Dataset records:
● ● ● ● ● ● ●

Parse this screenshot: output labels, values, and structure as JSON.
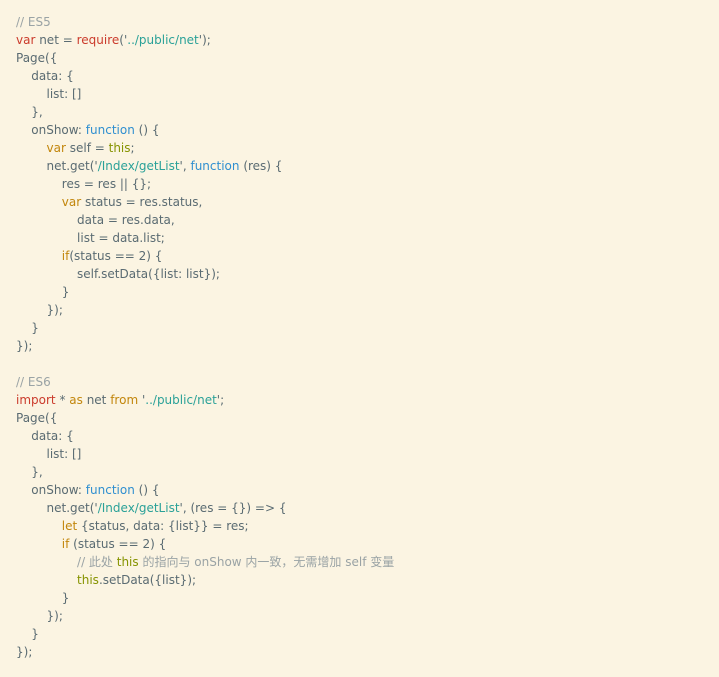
{
  "colors": {
    "background": "#fbf4e2",
    "text": "#5a6b72",
    "keyword": "#c2860c",
    "comment": "#9aa3a5",
    "function": "#2f8fd0",
    "string": "#2aa198",
    "red": "#cb3b2c",
    "olive": "#869300"
  },
  "code_lines": [
    [
      {
        "t": "cmt",
        "v": "// ES5"
      }
    ],
    [
      {
        "t": "red",
        "v": "var"
      },
      {
        "t": "plain",
        "v": " net = "
      },
      {
        "t": "red",
        "v": "require"
      },
      {
        "t": "plain",
        "v": "('"
      },
      {
        "t": "str",
        "v": "../public/net"
      },
      {
        "t": "plain",
        "v": "');"
      }
    ],
    [
      {
        "t": "plain",
        "v": "Page({"
      }
    ],
    [
      {
        "t": "plain",
        "v": "    data: {"
      }
    ],
    [
      {
        "t": "plain",
        "v": "        list: []"
      }
    ],
    [
      {
        "t": "plain",
        "v": "    },"
      }
    ],
    [
      {
        "t": "plain",
        "v": "    onShow: "
      },
      {
        "t": "fn",
        "v": "function"
      },
      {
        "t": "plain",
        "v": " () {"
      }
    ],
    [
      {
        "t": "plain",
        "v": "        "
      },
      {
        "t": "kw",
        "v": "var"
      },
      {
        "t": "plain",
        "v": " self = "
      },
      {
        "t": "olive",
        "v": "this"
      },
      {
        "t": "plain",
        "v": ";"
      }
    ],
    [
      {
        "t": "plain",
        "v": "        net.get('"
      },
      {
        "t": "str",
        "v": "/Index/getList"
      },
      {
        "t": "plain",
        "v": "', "
      },
      {
        "t": "fn",
        "v": "function"
      },
      {
        "t": "plain",
        "v": " (res) {"
      }
    ],
    [
      {
        "t": "plain",
        "v": "            res = res || {};"
      }
    ],
    [
      {
        "t": "plain",
        "v": "            "
      },
      {
        "t": "kw",
        "v": "var"
      },
      {
        "t": "plain",
        "v": " status = res.status,"
      }
    ],
    [
      {
        "t": "plain",
        "v": "                data = res.data,"
      }
    ],
    [
      {
        "t": "plain",
        "v": "                list = data.list;"
      }
    ],
    [
      {
        "t": "plain",
        "v": "            "
      },
      {
        "t": "kw",
        "v": "if"
      },
      {
        "t": "plain",
        "v": "(status == 2) {"
      }
    ],
    [
      {
        "t": "plain",
        "v": "                self.setData({list: list});"
      }
    ],
    [
      {
        "t": "plain",
        "v": "            }"
      }
    ],
    [
      {
        "t": "plain",
        "v": "        });"
      }
    ],
    [
      {
        "t": "plain",
        "v": "    }"
      }
    ],
    [
      {
        "t": "plain",
        "v": "});"
      }
    ],
    [],
    [
      {
        "t": "cmt",
        "v": "// ES6"
      }
    ],
    [
      {
        "t": "red",
        "v": "import"
      },
      {
        "t": "plain",
        "v": " * "
      },
      {
        "t": "kw",
        "v": "as"
      },
      {
        "t": "plain",
        "v": " net "
      },
      {
        "t": "kw",
        "v": "from"
      },
      {
        "t": "plain",
        "v": " '"
      },
      {
        "t": "str",
        "v": "../public/net"
      },
      {
        "t": "plain",
        "v": "';"
      }
    ],
    [
      {
        "t": "plain",
        "v": "Page({"
      }
    ],
    [
      {
        "t": "plain",
        "v": "    data: {"
      }
    ],
    [
      {
        "t": "plain",
        "v": "        list: []"
      }
    ],
    [
      {
        "t": "plain",
        "v": "    },"
      }
    ],
    [
      {
        "t": "plain",
        "v": "    onShow: "
      },
      {
        "t": "fn",
        "v": "function"
      },
      {
        "t": "plain",
        "v": " () {"
      }
    ],
    [
      {
        "t": "plain",
        "v": "        net.get('"
      },
      {
        "t": "str",
        "v": "/Index/getList"
      },
      {
        "t": "plain",
        "v": "', (res = {}) => {"
      }
    ],
    [
      {
        "t": "plain",
        "v": "            "
      },
      {
        "t": "kw",
        "v": "let"
      },
      {
        "t": "plain",
        "v": " {status, data: {list}} = res;"
      }
    ],
    [
      {
        "t": "plain",
        "v": "            "
      },
      {
        "t": "kw",
        "v": "if"
      },
      {
        "t": "plain",
        "v": " (status == 2) {"
      }
    ],
    [
      {
        "t": "plain",
        "v": "                "
      },
      {
        "t": "cmt",
        "v": "// 此处 "
      },
      {
        "t": "olive",
        "v": "this"
      },
      {
        "t": "cmt",
        "v": " 的指向与 onShow 内一致，无需增加 self 变量"
      }
    ],
    [
      {
        "t": "plain",
        "v": "                "
      },
      {
        "t": "olive",
        "v": "this"
      },
      {
        "t": "plain",
        "v": ".setData({list});"
      }
    ],
    [
      {
        "t": "plain",
        "v": "            }"
      }
    ],
    [
      {
        "t": "plain",
        "v": "        });"
      }
    ],
    [
      {
        "t": "plain",
        "v": "    }"
      }
    ],
    [
      {
        "t": "plain",
        "v": "});"
      }
    ]
  ]
}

● ● ● ● ● ● ●

**Exercise instructions:**
Return each line from the material above exactly, but not the pictures.

**Solution:**
Parse this screenshot: output labels, values, and structure as JSON.
{
  "colors": {
    "background": "#fbf4e2",
    "text": "#5a6b72",
    "keyword": "#c2860c",
    "comment": "#9aa3a5",
    "function": "#2f8fd0",
    "string": "#2aa198",
    "red": "#cb3b2c",
    "olive": "#869300"
  },
  "code_lines": [
    [
      {
        "t": "cmt",
        "v": "// ES5"
      }
    ],
    [
      {
        "t": "red",
        "v": "var"
      },
      {
        "t": "plain",
        "v": " net = "
      },
      {
        "t": "red",
        "v": "require"
      },
      {
        "t": "plain",
        "v": "('"
      },
      {
        "t": "str",
        "v": "../public/net"
      },
      {
        "t": "plain",
        "v": "');"
      }
    ],
    [
      {
        "t": "plain",
        "v": "Page({"
      }
    ],
    [
      {
        "t": "plain",
        "v": "    data: {"
      }
    ],
    [
      {
        "t": "plain",
        "v": "        list: []"
      }
    ],
    [
      {
        "t": "plain",
        "v": "    },"
      }
    ],
    [
      {
        "t": "plain",
        "v": "    onShow: "
      },
      {
        "t": "fn",
        "v": "function"
      },
      {
        "t": "plain",
        "v": " () {"
      }
    ],
    [
      {
        "t": "plain",
        "v": "        "
      },
      {
        "t": "kw",
        "v": "var"
      },
      {
        "t": "plain",
        "v": " self = "
      },
      {
        "t": "olive",
        "v": "this"
      },
      {
        "t": "plain",
        "v": ";"
      }
    ],
    [
      {
        "t": "plain",
        "v": "        net.get('"
      },
      {
        "t": "str",
        "v": "/Index/getList"
      },
      {
        "t": "plain",
        "v": "', "
      },
      {
        "t": "fn",
        "v": "function"
      },
      {
        "t": "plain",
        "v": " (res) {"
      }
    ],
    [
      {
        "t": "plain",
        "v": "            res = res || {};"
      }
    ],
    [
      {
        "t": "plain",
        "v": "            "
      },
      {
        "t": "kw",
        "v": "var"
      },
      {
        "t": "plain",
        "v": " status = res.status,"
      }
    ],
    [
      {
        "t": "plain",
        "v": "                data = res.data,"
      }
    ],
    [
      {
        "t": "plain",
        "v": "                list = data.list;"
      }
    ],
    [
      {
        "t": "plain",
        "v": "            "
      },
      {
        "t": "kw",
        "v": "if"
      },
      {
        "t": "plain",
        "v": "(status == 2) {"
      }
    ],
    [
      {
        "t": "plain",
        "v": "                self.setData({list: list});"
      }
    ],
    [
      {
        "t": "plain",
        "v": "            }"
      }
    ],
    [
      {
        "t": "plain",
        "v": "        });"
      }
    ],
    [
      {
        "t": "plain",
        "v": "    }"
      }
    ],
    [
      {
        "t": "plain",
        "v": "});"
      }
    ],
    [],
    [
      {
        "t": "cmt",
        "v": "// ES6"
      }
    ],
    [
      {
        "t": "red",
        "v": "import"
      },
      {
        "t": "plain",
        "v": " * "
      },
      {
        "t": "kw",
        "v": "as"
      },
      {
        "t": "plain",
        "v": " net "
      },
      {
        "t": "kw",
        "v": "from"
      },
      {
        "t": "plain",
        "v": " '"
      },
      {
        "t": "str",
        "v": "../public/net"
      },
      {
        "t": "plain",
        "v": "';"
      }
    ],
    [
      {
        "t": "plain",
        "v": "Page({"
      }
    ],
    [
      {
        "t": "plain",
        "v": "    data: {"
      }
    ],
    [
      {
        "t": "plain",
        "v": "        list: []"
      }
    ],
    [
      {
        "t": "plain",
        "v": "    },"
      }
    ],
    [
      {
        "t": "plain",
        "v": "    onShow: "
      },
      {
        "t": "fn",
        "v": "function"
      },
      {
        "t": "plain",
        "v": " () {"
      }
    ],
    [
      {
        "t": "plain",
        "v": "        net.get('"
      },
      {
        "t": "str",
        "v": "/Index/getList"
      },
      {
        "t": "plain",
        "v": "', (res = {}) => {"
      }
    ],
    [
      {
        "t": "plain",
        "v": "            "
      },
      {
        "t": "kw",
        "v": "let"
      },
      {
        "t": "plain",
        "v": " {status, data: {list}} = res;"
      }
    ],
    [
      {
        "t": "plain",
        "v": "            "
      },
      {
        "t": "kw",
        "v": "if"
      },
      {
        "t": "plain",
        "v": " (status == 2) {"
      }
    ],
    [
      {
        "t": "plain",
        "v": "                "
      },
      {
        "t": "cmt",
        "v": "// 此处 "
      },
      {
        "t": "olive",
        "v": "this"
      },
      {
        "t": "cmt",
        "v": " 的指向与 onShow 内一致，无需增加 self 变量"
      }
    ],
    [
      {
        "t": "plain",
        "v": "                "
      },
      {
        "t": "olive",
        "v": "this"
      },
      {
        "t": "plain",
        "v": ".setData({list});"
      }
    ],
    [
      {
        "t": "plain",
        "v": "            }"
      }
    ],
    [
      {
        "t": "plain",
        "v": "        });"
      }
    ],
    [
      {
        "t": "plain",
        "v": "    }"
      }
    ],
    [
      {
        "t": "plain",
        "v": "});"
      }
    ]
  ]
}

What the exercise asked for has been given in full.